◆ TASK TO COMPLETE: Pick out the lines below that include the string "soni".

(Rows from a dataset)
##############################
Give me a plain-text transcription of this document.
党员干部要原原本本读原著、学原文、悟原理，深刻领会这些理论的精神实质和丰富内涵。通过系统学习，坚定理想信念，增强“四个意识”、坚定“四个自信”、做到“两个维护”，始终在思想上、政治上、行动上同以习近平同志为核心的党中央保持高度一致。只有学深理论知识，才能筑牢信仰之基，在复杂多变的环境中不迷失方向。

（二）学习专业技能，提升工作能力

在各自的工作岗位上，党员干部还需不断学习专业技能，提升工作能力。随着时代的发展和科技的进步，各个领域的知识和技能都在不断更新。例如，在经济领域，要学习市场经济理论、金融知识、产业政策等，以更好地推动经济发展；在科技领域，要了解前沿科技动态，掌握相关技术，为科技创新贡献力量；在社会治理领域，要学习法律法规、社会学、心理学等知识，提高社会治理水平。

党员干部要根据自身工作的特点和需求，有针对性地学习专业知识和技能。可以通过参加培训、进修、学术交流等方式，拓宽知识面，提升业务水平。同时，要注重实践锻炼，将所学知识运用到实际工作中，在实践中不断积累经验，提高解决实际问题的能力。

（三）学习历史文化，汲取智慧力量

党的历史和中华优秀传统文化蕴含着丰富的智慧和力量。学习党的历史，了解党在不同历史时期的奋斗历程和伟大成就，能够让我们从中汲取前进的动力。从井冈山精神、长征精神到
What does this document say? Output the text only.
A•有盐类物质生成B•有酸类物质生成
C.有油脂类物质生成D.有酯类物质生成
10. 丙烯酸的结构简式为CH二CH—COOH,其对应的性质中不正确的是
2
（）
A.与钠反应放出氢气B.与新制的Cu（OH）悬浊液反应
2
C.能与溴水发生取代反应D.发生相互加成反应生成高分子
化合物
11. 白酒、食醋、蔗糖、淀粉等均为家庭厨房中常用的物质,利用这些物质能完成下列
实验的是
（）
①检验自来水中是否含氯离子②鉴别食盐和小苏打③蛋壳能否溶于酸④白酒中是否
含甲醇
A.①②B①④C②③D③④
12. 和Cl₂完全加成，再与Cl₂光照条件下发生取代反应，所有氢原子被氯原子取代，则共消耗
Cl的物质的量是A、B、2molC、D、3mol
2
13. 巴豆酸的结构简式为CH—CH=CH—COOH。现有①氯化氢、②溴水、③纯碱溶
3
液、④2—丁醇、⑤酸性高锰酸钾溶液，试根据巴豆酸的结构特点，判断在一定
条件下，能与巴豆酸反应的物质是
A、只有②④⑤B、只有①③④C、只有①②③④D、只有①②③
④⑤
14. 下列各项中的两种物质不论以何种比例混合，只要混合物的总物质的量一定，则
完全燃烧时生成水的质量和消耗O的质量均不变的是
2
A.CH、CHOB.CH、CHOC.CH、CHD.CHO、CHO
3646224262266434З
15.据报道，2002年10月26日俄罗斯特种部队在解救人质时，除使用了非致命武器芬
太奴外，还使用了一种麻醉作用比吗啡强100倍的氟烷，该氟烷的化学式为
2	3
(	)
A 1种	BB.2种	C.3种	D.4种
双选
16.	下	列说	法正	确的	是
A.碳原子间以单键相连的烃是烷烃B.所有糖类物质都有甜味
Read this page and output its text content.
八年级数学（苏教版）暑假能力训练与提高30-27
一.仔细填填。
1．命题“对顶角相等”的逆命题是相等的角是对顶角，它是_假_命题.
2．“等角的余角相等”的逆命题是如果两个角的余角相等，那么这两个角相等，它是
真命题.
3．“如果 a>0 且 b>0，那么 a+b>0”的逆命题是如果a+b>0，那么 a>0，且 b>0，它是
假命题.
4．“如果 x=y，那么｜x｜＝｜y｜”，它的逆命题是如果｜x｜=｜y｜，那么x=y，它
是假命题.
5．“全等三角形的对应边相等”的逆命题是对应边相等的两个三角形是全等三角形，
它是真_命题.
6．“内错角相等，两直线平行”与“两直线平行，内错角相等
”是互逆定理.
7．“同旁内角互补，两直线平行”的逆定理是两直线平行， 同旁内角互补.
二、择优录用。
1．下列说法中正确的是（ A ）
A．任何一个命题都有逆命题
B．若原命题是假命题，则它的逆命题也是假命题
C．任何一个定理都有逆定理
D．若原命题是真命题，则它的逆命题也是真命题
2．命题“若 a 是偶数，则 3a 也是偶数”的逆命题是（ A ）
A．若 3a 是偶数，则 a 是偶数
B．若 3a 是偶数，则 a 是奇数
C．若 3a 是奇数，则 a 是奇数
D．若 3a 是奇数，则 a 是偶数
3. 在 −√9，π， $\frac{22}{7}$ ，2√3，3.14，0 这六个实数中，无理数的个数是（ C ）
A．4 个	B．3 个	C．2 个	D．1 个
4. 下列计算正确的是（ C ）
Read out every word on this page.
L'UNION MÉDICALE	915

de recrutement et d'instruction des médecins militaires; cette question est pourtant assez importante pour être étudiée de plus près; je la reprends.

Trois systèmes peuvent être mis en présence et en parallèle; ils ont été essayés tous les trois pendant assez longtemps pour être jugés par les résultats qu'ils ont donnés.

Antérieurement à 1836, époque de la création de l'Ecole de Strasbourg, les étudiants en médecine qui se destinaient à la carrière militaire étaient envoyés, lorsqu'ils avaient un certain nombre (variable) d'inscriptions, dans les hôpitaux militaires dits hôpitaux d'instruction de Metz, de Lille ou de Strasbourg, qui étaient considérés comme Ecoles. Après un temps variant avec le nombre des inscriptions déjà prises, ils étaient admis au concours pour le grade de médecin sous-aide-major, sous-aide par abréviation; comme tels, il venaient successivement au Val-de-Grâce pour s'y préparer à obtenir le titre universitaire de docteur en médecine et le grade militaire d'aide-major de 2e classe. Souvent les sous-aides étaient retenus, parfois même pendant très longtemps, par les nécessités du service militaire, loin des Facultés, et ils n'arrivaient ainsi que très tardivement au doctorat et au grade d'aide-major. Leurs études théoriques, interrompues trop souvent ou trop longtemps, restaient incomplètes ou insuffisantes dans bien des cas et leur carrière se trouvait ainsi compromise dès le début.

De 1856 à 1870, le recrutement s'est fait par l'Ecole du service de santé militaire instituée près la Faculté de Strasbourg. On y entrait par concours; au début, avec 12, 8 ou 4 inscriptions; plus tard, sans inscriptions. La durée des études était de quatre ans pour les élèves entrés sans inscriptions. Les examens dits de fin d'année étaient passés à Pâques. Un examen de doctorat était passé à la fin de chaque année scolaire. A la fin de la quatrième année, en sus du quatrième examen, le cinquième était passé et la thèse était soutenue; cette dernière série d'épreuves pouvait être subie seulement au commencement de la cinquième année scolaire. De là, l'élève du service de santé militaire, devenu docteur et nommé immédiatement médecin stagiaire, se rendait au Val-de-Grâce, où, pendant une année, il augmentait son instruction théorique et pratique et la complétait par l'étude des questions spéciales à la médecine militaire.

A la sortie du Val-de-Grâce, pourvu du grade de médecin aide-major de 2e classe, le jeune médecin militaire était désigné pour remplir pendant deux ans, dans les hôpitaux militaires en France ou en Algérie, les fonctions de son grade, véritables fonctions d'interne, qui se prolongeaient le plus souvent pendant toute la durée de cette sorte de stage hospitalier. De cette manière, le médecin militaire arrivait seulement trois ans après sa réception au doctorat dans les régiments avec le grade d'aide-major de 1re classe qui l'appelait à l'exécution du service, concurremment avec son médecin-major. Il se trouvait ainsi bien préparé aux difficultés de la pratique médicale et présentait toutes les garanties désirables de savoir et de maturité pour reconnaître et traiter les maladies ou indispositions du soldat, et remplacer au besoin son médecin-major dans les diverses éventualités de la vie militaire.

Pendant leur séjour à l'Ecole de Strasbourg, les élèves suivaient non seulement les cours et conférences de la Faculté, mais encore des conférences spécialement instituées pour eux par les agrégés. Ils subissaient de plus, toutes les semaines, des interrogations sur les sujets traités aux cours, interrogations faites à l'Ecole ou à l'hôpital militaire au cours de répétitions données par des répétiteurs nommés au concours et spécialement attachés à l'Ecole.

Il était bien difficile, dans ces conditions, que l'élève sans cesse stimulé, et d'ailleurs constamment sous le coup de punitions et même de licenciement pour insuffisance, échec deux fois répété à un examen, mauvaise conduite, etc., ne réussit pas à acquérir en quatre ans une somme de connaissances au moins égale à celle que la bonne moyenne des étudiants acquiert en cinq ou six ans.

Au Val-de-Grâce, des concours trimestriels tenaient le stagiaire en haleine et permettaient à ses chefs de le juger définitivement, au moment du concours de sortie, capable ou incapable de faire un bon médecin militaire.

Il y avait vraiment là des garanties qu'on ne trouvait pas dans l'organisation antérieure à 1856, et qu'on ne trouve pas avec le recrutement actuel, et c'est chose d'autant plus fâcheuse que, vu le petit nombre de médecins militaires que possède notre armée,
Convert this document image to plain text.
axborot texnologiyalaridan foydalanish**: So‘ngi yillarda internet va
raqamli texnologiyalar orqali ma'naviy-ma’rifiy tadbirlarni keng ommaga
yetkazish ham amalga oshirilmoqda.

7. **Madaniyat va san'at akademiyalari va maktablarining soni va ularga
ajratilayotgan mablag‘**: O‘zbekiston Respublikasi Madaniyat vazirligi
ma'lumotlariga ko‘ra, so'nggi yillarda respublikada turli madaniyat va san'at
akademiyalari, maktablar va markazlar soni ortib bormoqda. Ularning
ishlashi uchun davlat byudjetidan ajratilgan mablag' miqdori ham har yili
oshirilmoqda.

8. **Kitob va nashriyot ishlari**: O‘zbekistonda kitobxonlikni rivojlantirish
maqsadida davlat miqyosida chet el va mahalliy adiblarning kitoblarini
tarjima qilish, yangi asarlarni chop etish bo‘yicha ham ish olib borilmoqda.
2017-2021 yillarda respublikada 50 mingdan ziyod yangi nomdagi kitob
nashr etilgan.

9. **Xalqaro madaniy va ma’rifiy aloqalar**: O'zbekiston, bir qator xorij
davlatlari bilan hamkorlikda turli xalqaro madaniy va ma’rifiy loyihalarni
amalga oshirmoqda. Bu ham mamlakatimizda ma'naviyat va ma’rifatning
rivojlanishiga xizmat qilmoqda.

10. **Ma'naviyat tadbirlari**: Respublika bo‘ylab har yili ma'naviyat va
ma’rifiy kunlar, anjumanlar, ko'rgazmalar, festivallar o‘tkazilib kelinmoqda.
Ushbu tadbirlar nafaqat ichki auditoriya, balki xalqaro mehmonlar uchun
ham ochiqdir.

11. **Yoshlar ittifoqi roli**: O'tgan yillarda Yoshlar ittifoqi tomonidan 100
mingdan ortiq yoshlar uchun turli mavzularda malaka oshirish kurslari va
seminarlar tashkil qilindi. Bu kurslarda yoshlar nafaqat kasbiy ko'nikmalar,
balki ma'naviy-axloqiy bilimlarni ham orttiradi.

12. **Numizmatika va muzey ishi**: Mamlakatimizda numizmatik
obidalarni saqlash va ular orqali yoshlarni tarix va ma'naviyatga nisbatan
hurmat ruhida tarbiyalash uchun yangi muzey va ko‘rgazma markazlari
##############################
◆ SOLUTION TO THE EXERCISE:
7. **Madaniyat va san'at akademiyalari va maktablarining soni va ularga
akademiyalari, maktablar va markazlar soni ortib bormoqda. Ularning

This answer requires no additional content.